Written task: Pick out the lines below that include the string "structured".
──────
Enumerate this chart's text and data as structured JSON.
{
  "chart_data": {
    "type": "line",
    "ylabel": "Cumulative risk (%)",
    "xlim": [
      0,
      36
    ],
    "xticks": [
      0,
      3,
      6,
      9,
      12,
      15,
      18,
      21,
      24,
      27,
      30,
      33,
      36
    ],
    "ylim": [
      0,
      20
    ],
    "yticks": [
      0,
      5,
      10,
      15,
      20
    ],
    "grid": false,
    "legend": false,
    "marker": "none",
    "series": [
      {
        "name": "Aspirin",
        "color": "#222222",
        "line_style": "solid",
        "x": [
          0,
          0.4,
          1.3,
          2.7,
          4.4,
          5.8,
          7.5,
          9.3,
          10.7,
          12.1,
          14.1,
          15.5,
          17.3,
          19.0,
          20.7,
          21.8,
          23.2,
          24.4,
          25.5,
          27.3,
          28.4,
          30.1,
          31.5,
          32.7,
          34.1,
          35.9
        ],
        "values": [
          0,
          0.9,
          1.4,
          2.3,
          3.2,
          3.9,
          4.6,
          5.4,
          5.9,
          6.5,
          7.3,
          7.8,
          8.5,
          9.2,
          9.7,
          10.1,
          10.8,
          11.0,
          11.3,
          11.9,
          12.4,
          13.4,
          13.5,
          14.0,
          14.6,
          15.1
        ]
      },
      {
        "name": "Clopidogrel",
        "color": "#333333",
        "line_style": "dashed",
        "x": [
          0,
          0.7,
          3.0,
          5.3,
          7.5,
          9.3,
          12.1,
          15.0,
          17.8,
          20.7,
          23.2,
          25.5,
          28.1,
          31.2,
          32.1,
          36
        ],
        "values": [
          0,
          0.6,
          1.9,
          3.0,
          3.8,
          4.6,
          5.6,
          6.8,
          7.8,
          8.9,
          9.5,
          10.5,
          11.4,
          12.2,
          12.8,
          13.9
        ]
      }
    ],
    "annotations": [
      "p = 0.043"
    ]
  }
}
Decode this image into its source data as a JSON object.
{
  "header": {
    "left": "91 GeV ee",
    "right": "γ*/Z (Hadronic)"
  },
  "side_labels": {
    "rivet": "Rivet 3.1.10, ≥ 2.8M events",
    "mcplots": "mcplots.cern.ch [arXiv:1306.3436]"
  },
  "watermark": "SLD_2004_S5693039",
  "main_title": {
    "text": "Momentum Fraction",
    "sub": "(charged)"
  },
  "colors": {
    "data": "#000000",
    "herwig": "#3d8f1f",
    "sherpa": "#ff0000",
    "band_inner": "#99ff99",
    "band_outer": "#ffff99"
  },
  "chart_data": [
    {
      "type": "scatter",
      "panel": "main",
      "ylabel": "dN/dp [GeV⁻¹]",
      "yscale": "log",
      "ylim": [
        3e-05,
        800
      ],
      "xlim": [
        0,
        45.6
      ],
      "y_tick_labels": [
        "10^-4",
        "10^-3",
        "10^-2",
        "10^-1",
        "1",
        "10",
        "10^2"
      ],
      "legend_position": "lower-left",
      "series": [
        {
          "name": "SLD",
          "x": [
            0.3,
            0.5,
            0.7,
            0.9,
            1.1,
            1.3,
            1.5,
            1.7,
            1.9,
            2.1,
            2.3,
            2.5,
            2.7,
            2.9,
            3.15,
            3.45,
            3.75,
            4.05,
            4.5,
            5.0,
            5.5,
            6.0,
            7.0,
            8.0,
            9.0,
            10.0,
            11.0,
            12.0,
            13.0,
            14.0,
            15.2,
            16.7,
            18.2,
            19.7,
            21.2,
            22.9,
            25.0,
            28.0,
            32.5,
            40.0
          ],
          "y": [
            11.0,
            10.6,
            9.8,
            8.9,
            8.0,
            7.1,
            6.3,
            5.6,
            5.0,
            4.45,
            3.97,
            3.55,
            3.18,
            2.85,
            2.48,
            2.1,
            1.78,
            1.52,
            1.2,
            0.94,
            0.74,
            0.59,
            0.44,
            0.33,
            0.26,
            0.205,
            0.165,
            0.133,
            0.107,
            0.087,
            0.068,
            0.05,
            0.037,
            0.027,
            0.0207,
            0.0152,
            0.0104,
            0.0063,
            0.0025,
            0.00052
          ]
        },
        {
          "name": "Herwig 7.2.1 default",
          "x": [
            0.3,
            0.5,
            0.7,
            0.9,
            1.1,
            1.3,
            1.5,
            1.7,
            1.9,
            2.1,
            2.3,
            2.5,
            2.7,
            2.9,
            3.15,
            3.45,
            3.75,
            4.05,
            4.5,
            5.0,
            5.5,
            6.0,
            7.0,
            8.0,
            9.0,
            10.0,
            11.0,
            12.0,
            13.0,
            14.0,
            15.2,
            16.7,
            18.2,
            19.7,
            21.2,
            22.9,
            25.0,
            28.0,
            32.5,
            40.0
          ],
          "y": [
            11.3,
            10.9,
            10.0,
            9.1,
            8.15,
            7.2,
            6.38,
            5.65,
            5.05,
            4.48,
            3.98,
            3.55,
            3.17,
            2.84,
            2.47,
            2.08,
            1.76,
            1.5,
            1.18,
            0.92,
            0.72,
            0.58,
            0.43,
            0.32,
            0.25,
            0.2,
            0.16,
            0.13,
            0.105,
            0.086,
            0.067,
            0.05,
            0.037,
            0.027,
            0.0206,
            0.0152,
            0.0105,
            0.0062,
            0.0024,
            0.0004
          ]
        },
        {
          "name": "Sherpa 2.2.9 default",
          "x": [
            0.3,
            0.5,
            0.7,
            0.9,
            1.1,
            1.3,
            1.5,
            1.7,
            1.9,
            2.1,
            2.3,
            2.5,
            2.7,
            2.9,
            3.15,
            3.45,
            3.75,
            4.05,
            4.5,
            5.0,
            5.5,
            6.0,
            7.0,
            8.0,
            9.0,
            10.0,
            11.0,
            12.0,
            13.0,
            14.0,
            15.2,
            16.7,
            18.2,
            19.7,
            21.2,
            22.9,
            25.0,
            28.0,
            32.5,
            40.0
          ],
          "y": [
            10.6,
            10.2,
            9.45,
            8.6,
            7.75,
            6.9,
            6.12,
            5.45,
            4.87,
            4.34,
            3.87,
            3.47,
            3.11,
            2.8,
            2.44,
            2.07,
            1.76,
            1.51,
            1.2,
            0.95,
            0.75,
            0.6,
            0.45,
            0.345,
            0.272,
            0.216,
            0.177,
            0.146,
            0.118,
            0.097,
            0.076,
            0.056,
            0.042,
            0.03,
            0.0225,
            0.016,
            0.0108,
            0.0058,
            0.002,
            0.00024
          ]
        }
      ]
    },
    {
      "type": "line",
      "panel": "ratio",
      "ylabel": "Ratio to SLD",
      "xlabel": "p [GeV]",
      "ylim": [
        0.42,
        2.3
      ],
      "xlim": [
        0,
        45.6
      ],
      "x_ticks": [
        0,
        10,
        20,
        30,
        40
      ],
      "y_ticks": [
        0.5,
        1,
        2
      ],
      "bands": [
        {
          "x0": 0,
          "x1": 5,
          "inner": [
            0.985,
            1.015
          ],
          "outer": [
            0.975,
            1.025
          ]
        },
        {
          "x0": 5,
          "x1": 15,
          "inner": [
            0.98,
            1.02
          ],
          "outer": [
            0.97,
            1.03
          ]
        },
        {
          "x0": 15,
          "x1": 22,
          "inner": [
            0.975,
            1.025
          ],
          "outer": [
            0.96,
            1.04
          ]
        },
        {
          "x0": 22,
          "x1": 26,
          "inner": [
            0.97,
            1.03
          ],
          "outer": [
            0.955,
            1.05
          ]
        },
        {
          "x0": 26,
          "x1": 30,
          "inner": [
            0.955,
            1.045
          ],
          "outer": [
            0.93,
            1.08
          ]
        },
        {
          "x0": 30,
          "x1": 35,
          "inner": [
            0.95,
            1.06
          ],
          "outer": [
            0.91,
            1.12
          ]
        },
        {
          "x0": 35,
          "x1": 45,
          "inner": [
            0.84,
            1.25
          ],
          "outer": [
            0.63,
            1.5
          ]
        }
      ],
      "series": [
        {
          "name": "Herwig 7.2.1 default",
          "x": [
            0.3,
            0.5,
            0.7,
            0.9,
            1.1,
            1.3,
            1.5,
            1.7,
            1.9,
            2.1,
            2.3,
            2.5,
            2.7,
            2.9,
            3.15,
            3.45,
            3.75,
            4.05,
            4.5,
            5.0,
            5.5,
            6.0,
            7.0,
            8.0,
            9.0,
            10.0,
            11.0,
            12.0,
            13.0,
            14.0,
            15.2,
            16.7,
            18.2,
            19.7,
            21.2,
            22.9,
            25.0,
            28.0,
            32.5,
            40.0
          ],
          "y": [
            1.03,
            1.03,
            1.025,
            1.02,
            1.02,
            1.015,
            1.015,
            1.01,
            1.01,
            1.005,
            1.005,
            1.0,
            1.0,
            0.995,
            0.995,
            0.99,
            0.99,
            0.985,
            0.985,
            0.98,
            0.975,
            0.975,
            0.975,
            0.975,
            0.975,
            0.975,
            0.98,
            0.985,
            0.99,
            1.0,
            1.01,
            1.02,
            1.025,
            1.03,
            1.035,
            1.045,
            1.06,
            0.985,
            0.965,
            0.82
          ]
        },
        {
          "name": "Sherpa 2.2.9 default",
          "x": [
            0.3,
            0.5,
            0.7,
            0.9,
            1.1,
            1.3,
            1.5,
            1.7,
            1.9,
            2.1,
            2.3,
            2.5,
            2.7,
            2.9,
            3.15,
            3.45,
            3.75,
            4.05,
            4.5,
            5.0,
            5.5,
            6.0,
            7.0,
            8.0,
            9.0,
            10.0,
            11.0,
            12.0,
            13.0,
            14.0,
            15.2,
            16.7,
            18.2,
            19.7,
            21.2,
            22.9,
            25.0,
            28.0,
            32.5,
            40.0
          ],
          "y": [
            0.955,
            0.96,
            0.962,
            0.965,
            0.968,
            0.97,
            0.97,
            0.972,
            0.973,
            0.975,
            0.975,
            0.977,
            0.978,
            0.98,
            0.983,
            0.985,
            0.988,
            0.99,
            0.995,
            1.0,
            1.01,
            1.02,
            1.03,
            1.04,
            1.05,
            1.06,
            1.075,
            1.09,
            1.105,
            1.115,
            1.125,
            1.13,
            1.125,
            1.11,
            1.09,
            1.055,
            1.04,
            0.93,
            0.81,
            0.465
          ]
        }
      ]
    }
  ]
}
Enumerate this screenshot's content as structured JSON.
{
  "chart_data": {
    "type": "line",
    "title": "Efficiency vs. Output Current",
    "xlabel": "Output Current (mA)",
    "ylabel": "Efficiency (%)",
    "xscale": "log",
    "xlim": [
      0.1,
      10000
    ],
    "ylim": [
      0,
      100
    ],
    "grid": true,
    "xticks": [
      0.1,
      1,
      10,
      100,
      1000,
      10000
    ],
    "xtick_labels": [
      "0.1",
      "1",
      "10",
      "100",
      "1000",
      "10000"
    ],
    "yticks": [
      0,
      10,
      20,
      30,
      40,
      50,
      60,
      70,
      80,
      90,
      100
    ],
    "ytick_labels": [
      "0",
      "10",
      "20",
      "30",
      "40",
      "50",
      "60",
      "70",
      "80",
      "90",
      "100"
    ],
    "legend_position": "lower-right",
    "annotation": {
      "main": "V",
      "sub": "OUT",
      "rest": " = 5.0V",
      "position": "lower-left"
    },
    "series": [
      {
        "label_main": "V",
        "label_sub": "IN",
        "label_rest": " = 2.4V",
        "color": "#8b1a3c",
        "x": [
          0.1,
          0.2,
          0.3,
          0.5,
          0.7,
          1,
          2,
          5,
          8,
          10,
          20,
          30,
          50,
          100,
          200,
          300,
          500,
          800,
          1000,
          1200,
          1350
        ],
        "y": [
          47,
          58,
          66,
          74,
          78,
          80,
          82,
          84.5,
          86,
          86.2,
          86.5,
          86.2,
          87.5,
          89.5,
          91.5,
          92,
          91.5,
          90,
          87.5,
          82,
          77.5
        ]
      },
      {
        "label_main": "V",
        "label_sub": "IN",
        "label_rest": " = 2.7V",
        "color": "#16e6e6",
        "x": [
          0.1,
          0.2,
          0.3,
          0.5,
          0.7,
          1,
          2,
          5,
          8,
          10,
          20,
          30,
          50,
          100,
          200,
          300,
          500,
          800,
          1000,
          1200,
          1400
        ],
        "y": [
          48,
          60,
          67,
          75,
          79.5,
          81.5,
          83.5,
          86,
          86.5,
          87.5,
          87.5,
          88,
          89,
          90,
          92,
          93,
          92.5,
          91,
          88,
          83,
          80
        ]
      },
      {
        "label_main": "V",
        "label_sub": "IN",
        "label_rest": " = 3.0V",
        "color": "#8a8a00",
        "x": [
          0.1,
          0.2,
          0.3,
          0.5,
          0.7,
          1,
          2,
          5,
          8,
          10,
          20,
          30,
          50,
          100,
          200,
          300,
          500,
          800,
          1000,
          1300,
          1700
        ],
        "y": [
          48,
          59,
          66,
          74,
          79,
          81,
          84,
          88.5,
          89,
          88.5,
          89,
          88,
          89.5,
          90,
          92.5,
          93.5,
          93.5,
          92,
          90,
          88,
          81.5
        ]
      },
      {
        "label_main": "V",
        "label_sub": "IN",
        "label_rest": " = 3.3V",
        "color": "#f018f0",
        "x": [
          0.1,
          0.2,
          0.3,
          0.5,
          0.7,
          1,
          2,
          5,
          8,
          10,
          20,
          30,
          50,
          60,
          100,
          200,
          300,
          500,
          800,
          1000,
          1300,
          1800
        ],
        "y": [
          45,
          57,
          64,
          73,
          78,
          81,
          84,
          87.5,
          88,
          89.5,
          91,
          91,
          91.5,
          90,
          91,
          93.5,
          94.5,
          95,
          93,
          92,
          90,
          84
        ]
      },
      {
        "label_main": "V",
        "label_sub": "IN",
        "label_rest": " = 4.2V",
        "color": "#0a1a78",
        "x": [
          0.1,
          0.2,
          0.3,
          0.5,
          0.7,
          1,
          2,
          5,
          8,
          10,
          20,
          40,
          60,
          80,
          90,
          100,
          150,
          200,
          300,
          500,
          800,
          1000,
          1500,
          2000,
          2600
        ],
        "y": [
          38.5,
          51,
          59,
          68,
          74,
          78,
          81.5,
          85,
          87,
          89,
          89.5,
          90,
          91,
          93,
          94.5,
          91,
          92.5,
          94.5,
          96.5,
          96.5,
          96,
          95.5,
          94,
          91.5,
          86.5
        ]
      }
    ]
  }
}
──────
Exercise result:
Enumerate this chart's text and data as structured JSON.
Enumerate this screenshot's content as structured JSON.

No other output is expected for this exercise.